# Spontaneous girlfriend doesn't understand



## moondude78 (Aug 1, 2006)

I have had IBS since I was four or five years old. it was worse during high school simply because of the embarasment of having to ask to use the restroom in front of all the other students day in and day out. Things got better after high school, but since I started dating my current girlfriend things have regressed. She is a great fun-loving person who loves to hike and kayak and do things on a whim. As you all well know, we are not inherantly sponataneous people. She thinks that my bouts of IBS are my subconscious sabotaging her plans and tends to take it personally. She says things like "This has to stop." And if I have a bout and feel like just going to bed she says I'm "lame". I love her but she's just making my condition worse. I geel like I can't be sick around her, which causes the cramping and nervousness to get even worse. Any advice?

### [TASKS TO COMPLETE]
1: Name every activity the girlfriend is said to love in the IBS forum post.
2: Write what comes next in the IBS forum post, starting after its final sentence.

### [DATA EXCERPTS]
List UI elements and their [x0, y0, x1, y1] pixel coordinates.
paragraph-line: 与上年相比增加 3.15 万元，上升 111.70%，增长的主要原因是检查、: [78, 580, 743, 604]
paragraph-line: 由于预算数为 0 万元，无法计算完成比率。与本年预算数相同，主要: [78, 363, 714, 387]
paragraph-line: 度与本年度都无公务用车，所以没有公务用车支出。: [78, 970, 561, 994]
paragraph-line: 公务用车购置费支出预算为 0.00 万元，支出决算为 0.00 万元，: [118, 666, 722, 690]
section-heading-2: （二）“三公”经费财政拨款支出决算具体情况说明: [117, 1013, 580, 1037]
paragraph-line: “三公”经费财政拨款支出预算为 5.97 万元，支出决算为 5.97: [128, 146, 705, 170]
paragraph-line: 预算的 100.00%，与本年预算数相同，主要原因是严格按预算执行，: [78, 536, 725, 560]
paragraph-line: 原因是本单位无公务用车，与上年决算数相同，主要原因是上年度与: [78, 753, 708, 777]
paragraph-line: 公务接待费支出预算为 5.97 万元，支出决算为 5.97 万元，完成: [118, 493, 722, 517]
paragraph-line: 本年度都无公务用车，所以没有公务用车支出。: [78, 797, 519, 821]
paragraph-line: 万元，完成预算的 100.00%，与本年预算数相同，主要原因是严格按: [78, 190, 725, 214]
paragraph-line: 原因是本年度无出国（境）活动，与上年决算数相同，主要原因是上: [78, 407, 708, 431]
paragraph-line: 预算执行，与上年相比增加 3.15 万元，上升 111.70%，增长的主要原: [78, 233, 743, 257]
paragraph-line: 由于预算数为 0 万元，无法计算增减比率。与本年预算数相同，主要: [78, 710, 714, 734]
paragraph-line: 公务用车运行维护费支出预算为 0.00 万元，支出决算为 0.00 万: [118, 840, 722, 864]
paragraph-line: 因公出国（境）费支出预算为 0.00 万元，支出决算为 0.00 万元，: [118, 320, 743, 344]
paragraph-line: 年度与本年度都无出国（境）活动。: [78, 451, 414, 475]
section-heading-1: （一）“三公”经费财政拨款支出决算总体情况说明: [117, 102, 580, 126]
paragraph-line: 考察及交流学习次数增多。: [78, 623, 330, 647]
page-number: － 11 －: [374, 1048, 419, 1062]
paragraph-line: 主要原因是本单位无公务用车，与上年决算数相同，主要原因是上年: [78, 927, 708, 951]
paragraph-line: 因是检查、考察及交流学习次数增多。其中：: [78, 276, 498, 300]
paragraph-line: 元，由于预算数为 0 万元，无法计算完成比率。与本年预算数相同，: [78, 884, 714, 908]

### [LIST OF ANSWERS]
1: Hiking, kayaking, and doing things on a whim.

2:
----------



## 13627 (Jun 16, 2006)

my advice...and you dont have to take it...is to leave her...if shes not being supportive or sympathetic at all...its just going to aggrivate the both of you..trust me i had a bf for 4 years...we went through this.. in the end..it just didnt work out..not bc of the ibs..bc of other reasons of course..but a part of it was my ibs.. he couldnt take it anymore..and i did feel guilty about it...but it was something that was completely out of my hands..you need someone whos going to help you and support you..not make you feel like ####


----------



## 14448 (Jun 14, 2006)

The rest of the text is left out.